[Data entries for graphics]
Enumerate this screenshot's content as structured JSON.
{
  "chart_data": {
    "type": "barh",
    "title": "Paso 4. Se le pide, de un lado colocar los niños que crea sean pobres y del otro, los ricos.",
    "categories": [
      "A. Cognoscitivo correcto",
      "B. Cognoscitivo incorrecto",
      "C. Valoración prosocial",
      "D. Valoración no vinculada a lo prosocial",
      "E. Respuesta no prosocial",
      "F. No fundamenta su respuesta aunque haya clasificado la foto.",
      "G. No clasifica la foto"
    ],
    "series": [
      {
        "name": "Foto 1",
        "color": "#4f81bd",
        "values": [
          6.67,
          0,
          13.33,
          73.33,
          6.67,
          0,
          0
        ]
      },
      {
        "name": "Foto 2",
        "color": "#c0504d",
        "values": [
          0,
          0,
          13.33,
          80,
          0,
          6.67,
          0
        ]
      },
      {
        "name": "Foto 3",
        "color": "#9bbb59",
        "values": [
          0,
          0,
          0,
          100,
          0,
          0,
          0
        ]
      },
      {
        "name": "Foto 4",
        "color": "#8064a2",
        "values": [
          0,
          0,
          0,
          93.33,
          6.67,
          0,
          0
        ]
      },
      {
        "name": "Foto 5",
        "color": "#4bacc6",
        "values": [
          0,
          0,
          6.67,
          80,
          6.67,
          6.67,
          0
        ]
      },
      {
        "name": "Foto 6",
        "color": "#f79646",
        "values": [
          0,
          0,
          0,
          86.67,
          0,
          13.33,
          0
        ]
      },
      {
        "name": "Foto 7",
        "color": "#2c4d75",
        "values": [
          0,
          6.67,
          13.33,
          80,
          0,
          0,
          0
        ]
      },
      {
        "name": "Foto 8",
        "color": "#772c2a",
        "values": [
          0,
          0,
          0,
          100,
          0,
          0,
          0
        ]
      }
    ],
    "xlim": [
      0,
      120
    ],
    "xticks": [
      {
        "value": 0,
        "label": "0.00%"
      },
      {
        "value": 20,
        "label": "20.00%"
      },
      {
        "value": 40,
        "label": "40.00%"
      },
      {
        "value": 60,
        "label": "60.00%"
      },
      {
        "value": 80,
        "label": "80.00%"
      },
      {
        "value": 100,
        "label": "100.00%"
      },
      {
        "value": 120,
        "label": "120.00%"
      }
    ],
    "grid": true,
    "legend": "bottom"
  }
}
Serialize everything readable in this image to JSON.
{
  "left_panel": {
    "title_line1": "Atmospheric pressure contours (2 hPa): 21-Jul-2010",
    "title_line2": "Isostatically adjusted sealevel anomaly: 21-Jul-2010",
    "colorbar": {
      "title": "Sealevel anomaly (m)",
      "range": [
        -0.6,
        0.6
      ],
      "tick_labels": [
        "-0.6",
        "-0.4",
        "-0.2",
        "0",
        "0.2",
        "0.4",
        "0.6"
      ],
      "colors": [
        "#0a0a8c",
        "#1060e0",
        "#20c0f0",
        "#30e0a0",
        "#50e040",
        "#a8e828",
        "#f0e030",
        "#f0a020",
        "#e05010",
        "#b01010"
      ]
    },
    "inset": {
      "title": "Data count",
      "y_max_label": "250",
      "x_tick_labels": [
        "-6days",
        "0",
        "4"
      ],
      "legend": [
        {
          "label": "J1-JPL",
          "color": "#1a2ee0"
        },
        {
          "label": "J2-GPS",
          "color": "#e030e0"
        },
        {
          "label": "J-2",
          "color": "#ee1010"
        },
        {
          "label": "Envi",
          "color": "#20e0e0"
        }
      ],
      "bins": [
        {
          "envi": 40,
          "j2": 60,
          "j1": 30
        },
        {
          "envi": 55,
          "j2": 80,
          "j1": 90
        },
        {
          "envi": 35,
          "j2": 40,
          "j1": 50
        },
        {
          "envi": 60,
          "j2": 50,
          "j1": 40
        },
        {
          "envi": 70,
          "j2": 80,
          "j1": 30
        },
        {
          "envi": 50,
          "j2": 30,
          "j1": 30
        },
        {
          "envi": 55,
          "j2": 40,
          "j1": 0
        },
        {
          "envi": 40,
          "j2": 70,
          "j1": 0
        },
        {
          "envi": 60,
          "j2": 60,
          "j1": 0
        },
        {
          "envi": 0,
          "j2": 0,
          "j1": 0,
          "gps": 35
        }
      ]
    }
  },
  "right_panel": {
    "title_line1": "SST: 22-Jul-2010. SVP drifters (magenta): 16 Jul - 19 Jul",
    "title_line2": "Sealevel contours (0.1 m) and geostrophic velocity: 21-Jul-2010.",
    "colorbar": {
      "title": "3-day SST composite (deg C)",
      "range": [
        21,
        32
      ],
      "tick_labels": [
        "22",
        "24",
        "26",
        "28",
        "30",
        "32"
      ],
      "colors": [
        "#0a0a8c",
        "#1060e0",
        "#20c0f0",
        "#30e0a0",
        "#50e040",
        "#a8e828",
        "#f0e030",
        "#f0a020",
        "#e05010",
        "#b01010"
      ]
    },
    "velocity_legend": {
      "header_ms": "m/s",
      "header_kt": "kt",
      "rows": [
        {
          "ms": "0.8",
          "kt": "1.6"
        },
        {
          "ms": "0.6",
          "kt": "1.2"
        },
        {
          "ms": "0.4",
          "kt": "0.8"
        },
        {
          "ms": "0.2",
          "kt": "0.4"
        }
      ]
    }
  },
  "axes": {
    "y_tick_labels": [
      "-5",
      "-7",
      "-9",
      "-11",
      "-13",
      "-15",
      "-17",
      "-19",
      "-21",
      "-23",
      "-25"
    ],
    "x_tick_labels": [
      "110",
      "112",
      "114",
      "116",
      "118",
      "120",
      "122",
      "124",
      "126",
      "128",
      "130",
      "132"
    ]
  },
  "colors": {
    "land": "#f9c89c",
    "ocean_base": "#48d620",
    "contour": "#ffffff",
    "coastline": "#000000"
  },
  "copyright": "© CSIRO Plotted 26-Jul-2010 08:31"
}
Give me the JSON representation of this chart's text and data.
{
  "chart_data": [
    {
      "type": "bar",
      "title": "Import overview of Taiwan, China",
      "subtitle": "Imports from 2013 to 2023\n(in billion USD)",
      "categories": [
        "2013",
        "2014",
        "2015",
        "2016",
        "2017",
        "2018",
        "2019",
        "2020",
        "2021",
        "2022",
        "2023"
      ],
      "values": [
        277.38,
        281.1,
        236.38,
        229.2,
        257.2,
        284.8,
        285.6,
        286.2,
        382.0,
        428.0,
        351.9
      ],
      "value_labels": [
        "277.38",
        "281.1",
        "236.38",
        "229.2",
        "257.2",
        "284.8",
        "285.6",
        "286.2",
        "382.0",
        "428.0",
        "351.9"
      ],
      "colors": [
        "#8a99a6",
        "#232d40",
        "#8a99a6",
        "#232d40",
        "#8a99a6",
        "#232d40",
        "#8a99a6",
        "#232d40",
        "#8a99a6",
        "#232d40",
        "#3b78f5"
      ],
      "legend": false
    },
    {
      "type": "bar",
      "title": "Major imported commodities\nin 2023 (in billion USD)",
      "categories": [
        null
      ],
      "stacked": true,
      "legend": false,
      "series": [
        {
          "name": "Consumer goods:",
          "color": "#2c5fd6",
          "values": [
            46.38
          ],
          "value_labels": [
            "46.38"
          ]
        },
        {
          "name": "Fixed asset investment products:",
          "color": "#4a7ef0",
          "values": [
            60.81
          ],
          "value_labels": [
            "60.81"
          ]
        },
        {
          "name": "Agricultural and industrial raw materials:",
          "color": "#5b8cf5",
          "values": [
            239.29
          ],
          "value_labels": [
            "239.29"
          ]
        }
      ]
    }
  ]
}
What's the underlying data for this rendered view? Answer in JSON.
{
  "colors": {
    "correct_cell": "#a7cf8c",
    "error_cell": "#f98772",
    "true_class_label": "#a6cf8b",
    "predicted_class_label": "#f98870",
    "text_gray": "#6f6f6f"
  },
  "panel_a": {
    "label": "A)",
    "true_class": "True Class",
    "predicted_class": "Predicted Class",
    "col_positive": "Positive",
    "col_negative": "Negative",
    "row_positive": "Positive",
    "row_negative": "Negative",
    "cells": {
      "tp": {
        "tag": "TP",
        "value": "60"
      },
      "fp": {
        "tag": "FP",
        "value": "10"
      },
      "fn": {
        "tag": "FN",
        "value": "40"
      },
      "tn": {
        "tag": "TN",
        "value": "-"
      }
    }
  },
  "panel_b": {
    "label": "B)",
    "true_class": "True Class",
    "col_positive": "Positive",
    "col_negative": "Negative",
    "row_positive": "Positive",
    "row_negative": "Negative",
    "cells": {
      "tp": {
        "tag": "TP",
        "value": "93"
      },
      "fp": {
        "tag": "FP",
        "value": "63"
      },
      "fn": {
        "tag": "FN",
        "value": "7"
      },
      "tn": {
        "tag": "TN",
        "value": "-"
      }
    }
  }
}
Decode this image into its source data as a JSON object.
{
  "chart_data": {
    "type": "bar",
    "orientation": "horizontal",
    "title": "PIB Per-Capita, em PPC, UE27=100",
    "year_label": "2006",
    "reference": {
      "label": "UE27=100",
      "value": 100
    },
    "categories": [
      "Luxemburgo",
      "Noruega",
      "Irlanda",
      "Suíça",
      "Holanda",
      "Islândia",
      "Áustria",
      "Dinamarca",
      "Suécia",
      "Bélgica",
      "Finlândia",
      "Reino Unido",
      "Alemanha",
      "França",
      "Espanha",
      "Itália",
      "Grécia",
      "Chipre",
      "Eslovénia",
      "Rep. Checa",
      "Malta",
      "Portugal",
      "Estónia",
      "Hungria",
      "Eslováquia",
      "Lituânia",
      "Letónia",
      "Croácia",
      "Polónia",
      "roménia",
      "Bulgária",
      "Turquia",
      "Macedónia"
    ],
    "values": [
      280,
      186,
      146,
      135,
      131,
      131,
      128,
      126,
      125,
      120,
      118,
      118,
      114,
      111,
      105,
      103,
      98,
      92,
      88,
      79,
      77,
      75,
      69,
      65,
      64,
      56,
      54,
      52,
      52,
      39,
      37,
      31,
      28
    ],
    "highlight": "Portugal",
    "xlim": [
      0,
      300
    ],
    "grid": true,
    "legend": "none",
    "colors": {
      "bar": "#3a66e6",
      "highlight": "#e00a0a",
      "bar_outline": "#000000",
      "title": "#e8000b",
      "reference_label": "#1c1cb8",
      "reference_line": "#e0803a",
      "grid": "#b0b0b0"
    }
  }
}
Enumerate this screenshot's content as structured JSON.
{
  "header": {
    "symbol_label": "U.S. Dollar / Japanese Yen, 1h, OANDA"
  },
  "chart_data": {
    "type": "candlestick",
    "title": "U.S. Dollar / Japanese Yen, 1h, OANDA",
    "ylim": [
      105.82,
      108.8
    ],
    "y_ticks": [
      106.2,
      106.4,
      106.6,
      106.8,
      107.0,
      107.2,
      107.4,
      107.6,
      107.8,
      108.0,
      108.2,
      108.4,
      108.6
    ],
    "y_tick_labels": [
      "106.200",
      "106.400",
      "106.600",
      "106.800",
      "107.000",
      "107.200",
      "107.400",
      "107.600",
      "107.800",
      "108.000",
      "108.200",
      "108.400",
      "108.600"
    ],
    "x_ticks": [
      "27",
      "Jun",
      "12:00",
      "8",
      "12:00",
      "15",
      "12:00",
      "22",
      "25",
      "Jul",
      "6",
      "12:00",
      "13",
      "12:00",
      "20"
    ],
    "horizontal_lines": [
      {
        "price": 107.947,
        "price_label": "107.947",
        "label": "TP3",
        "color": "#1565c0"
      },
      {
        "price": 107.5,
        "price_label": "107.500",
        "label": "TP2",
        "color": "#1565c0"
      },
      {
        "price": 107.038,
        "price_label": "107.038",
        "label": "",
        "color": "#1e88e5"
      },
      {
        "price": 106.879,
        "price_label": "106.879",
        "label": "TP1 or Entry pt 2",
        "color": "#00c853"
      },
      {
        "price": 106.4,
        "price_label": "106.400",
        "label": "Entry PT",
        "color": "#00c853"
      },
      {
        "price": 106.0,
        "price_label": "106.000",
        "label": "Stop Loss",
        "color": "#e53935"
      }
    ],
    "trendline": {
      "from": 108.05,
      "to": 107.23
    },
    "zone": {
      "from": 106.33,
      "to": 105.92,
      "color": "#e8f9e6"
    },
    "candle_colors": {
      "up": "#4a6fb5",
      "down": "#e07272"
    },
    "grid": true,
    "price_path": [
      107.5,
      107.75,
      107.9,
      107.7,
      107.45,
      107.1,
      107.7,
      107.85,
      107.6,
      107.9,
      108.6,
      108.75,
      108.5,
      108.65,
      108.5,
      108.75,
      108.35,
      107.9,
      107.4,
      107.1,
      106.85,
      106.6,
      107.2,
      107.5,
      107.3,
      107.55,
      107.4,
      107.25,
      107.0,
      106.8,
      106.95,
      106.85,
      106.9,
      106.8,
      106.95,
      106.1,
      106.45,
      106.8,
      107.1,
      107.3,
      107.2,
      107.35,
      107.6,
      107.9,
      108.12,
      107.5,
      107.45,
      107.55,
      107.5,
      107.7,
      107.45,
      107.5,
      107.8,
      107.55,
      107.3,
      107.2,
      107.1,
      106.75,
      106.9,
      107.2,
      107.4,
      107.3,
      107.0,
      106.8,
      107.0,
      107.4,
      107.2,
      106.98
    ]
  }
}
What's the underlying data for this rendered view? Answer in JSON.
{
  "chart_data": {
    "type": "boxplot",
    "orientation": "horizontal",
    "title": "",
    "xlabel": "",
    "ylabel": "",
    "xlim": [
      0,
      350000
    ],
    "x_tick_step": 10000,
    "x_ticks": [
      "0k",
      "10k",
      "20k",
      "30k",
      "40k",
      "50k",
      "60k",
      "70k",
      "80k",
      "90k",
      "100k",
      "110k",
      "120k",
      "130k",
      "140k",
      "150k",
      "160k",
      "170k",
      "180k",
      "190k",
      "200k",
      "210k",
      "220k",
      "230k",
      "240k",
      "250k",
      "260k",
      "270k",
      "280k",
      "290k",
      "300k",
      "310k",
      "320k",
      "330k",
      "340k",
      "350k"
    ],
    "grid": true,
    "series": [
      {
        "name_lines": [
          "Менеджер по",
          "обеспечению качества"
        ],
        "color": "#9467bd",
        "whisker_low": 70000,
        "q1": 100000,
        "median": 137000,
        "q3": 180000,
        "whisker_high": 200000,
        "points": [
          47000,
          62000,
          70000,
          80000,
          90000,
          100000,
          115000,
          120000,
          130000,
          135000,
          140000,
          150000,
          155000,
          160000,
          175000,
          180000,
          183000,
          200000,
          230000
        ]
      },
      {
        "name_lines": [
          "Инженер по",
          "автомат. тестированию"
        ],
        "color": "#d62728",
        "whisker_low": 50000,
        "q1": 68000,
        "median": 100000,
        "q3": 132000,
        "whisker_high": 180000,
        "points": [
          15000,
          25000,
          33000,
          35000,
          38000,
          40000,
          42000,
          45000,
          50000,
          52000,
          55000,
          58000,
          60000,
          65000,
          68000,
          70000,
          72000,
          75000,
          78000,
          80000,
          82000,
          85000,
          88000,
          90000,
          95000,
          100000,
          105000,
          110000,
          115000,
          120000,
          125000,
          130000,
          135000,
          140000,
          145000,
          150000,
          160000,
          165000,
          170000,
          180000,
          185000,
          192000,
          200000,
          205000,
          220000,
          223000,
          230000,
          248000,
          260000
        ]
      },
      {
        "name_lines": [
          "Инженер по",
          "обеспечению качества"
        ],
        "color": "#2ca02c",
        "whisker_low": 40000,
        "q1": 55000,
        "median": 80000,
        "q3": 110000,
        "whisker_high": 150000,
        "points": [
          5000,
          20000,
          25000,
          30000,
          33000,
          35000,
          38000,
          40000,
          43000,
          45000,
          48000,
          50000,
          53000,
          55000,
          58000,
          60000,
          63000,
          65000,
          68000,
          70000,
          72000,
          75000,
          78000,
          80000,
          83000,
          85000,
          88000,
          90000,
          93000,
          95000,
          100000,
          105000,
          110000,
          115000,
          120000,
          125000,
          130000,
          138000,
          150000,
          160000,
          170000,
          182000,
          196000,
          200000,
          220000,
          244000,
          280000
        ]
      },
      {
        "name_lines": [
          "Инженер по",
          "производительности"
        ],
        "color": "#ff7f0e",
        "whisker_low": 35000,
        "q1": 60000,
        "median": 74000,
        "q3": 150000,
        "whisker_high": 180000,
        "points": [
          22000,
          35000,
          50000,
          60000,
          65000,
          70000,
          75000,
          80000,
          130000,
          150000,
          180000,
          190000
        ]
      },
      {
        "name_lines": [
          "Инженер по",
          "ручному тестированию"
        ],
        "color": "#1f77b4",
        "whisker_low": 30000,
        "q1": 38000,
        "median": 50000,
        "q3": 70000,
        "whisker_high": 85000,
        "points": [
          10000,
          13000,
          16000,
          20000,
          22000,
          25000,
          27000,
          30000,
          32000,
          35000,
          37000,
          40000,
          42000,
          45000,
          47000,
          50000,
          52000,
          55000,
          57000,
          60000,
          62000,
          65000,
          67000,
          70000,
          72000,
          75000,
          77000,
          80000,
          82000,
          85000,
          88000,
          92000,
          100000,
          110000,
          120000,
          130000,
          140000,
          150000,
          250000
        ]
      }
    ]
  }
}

STATED PROBLEM: Using the listing above, pick out each line that contains the word "contours", then copy it.

FINISHED EXERCISE:
    "title_line1": "Atmospheric pressure contours (2 hPa): 21-Jul-2010",
    "title_line2": "Sealevel contours (0.1 m) and geostrophic velocity: 21-Jul-2010.",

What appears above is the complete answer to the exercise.